==== RECORDS SHOWN
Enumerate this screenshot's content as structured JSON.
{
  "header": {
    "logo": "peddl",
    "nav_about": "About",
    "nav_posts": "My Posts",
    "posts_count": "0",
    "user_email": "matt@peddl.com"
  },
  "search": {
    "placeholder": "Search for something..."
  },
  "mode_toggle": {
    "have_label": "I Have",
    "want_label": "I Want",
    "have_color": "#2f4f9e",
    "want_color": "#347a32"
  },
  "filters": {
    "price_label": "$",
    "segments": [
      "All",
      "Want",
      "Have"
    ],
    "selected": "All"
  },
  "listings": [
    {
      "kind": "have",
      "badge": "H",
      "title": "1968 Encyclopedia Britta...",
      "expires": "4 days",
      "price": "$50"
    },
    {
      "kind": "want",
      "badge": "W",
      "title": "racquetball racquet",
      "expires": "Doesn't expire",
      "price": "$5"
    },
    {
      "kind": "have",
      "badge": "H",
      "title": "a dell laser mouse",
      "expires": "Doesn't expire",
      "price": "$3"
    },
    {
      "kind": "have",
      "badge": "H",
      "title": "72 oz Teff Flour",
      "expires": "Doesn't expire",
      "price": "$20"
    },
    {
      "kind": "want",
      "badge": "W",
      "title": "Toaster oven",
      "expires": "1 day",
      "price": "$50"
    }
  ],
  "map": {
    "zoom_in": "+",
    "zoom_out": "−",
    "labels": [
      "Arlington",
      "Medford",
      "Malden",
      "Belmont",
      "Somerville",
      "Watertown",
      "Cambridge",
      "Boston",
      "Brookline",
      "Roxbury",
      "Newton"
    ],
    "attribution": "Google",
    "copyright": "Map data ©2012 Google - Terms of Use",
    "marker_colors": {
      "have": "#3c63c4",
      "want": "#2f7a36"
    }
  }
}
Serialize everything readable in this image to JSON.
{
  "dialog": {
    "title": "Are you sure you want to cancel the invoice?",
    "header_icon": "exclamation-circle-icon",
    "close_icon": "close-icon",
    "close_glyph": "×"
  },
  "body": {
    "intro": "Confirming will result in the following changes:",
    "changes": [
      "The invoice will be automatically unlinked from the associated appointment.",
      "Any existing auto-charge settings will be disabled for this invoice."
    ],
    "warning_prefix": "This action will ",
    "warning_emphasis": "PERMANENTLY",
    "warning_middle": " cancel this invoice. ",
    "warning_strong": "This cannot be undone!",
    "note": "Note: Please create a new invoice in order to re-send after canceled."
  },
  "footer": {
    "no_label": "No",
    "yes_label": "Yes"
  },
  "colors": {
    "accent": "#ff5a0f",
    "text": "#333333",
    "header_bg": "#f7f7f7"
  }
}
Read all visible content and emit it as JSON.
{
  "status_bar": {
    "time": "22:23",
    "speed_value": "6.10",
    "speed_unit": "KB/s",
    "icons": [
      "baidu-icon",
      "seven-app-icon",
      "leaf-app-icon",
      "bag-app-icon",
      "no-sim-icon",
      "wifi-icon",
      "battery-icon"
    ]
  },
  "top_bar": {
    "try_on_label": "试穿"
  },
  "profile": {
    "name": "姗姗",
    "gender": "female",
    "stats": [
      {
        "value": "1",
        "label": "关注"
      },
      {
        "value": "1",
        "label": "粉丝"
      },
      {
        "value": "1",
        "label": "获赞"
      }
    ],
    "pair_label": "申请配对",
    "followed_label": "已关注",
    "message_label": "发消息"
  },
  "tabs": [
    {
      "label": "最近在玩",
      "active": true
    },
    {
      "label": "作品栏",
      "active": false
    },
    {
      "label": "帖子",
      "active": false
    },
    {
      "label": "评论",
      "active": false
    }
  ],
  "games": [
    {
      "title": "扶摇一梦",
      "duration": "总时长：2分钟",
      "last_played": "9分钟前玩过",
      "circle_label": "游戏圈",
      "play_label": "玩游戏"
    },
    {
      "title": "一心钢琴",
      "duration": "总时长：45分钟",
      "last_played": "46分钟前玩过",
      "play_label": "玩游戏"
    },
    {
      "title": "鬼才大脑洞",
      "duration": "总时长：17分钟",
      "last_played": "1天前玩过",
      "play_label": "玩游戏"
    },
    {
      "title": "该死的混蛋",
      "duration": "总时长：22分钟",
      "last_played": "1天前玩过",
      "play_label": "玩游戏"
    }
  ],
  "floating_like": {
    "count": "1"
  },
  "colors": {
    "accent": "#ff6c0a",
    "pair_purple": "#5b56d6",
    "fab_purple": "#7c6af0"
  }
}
========
WRITTEN INSTRUCTION -> Give the count of lines holding the word "duration", with no other words.

RESPONSE TO THE TASK -> 4